**** 提示文 ****

貢献度が高い矢崎の放出に驚きの声
広島は昨年、8月まで首位争いを繰り広げていたが、9月以降は7勝22敗と大失速し、Bクラスの4位に転落。おかげでCS進出圏内の3位に上がったDeNAが、下克上で26年ぶりの日本一に輝いた。新井貴浩監督の下でチームの結束力は強く、藤井彰人ヘッドコーチが戦略を組み立てて接戦をしぶとくもぎとる戦いを積み重ねてきたが、上位3球団との戦力差は如何ともしがたい。
資金力で他球団に見劣りするため、FA市場には参戦せず効果的な補強が求められたが、その方向性に疑問符が付く。現役ドラフトで矢崎拓也が同一リーグのヤクルトへ移籍したが、矢崎は栗林良吏が不調で離脱した際に抑えを務めるなど救援陣の中で貢献度はピカイチだった。昨年は26試合登板で1勝10ホールド、防御率3.60と安定感を欠いたものの、23年は54試合登板で4勝2敗10ホールド、24セーブ、防御率2.81をマークしている。
広島を取材するスポーツ紙記者は、現役ドラフトで矢崎を放出したことに驚きを隠せなかった。

****

広島の補強を論じた上の文章から、「資金力で他球団に見劣りするた」を含む語句で始まり「率2.81をマークしている。」で終わる箇所を、一字一句変えずに改めて示してください。

**** 記録の抜粋 ****

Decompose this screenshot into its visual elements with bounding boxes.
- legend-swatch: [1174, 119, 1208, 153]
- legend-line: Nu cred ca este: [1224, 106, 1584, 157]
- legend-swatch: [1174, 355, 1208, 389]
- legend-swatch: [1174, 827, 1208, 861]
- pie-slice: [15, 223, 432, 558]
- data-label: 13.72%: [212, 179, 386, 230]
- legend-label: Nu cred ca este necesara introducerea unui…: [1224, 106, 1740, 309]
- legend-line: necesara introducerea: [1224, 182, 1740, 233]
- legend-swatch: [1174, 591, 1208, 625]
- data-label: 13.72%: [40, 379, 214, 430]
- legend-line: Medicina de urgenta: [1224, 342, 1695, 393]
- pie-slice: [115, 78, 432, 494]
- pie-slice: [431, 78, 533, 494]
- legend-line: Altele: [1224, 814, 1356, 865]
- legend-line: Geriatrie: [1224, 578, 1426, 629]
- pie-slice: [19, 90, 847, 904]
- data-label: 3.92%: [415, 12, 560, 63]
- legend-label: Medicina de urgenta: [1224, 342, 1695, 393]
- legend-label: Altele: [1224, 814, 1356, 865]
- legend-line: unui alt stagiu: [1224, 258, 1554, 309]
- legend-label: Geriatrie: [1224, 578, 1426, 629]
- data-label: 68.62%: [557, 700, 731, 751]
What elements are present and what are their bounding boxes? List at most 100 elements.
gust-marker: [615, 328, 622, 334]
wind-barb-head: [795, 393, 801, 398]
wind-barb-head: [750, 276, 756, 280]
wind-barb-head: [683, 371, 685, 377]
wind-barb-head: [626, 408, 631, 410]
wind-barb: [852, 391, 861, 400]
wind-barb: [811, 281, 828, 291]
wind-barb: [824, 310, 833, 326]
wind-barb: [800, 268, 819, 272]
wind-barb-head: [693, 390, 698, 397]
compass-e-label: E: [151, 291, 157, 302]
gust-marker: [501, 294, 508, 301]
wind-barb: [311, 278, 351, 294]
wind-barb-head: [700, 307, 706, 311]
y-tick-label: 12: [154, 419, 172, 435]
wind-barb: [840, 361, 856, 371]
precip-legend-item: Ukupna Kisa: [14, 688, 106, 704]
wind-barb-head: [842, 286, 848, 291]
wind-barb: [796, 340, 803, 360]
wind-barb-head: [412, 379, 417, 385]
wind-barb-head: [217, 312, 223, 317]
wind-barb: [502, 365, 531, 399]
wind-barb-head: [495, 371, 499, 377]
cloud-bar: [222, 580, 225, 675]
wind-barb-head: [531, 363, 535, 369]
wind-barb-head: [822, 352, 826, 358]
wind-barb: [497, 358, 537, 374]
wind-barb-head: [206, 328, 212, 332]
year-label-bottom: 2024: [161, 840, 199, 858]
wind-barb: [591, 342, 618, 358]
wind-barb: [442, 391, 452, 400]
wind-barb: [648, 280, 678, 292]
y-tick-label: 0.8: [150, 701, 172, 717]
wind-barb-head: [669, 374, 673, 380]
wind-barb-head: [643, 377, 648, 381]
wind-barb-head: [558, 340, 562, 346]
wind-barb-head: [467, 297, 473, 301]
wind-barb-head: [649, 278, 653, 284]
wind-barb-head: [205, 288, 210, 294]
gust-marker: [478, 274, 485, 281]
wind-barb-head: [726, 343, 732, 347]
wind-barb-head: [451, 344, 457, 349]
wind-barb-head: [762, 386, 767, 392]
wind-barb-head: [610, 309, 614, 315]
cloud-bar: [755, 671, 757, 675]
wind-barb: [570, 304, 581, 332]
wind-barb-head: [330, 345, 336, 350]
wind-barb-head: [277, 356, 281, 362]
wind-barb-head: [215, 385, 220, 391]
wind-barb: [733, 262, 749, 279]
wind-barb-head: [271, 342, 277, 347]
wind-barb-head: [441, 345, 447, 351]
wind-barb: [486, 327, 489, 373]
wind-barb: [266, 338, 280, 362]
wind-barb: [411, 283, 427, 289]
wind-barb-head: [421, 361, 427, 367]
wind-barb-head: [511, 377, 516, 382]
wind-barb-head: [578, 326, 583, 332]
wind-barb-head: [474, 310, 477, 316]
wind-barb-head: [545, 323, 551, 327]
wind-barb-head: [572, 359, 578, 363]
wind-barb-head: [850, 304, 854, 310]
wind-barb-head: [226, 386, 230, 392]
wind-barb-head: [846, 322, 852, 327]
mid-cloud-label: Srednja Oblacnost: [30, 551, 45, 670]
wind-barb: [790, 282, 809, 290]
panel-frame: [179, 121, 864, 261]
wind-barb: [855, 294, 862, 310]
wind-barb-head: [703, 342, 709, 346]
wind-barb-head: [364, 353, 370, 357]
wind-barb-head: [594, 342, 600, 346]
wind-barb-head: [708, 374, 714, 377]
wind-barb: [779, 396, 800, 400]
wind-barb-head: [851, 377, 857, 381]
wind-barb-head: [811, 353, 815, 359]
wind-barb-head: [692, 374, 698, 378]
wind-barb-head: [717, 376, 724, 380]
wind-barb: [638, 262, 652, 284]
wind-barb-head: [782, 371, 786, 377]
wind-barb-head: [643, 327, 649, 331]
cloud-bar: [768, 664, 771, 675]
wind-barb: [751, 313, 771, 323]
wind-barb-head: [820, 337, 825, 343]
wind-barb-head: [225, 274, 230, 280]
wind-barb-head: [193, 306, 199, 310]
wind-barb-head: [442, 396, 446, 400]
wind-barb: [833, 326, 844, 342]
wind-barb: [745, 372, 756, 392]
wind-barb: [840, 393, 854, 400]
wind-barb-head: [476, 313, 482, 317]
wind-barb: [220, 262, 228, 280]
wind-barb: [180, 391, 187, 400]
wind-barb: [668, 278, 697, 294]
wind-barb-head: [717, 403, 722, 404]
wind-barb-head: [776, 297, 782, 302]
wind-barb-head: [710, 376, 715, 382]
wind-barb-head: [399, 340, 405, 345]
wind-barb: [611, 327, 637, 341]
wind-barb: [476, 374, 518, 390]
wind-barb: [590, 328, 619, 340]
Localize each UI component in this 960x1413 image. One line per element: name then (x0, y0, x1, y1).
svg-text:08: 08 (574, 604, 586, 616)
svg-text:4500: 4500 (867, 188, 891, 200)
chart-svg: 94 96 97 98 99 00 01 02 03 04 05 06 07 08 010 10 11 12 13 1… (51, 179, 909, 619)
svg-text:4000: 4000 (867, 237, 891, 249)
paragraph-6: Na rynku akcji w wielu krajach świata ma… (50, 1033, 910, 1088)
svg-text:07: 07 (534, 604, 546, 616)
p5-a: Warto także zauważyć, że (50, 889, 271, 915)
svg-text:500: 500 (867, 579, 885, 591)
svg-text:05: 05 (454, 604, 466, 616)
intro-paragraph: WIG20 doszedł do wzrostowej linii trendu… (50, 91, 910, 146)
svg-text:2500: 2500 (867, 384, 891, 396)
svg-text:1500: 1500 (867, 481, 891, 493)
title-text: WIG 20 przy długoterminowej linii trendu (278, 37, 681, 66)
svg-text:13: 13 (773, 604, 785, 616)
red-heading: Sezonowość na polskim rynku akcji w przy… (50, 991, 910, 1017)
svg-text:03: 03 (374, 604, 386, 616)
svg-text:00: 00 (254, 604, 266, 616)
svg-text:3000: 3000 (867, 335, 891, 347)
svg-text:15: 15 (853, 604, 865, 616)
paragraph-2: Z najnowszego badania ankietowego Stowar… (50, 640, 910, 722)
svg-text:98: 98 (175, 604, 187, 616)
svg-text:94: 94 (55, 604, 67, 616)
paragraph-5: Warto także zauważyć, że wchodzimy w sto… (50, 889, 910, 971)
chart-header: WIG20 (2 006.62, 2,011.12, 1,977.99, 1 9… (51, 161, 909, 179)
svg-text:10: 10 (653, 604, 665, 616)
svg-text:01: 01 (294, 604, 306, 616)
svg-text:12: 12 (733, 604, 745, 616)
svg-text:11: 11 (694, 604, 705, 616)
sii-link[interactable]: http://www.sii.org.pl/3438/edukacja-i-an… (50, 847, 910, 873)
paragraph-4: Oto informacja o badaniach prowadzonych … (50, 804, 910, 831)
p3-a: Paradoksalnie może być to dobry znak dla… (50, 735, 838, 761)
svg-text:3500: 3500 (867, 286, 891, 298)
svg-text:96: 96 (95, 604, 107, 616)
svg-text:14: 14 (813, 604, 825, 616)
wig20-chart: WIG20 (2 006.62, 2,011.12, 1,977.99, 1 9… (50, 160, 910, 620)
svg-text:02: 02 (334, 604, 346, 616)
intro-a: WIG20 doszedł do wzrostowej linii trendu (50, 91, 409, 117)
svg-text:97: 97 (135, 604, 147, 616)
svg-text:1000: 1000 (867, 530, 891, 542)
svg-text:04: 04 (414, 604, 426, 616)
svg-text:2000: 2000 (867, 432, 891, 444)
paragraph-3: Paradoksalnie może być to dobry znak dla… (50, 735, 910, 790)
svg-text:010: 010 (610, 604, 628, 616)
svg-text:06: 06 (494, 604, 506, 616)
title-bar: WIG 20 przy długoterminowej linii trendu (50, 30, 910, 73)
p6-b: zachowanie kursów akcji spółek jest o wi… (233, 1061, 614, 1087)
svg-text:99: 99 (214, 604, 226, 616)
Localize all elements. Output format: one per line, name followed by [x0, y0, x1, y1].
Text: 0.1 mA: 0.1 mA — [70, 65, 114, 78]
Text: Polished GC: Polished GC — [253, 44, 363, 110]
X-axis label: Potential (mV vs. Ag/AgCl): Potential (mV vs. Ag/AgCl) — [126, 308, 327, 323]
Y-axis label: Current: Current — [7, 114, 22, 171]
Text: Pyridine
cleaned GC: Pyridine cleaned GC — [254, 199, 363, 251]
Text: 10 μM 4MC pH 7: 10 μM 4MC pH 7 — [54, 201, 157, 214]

****

◆ **解答**:
資金力で他球団に見劣りするため、FA市場には参戦せず効果的な補強が求められたが、その方向性に疑問符が付く。現役ドラフトで矢崎拓也が同一リーグのヤクルトへ移籍したが、矢崎は栗林良吏が不調で離脱した際に抑えを務めるなど救援陣の中で貢献度はピカイチだった。昨年は26試合登板で1勝10ホールド、防御率3.60と安定感を欠いたものの、23年は54試合登板で4勝2敗10ホールド、24セーブ、防御率2.81をマークしている。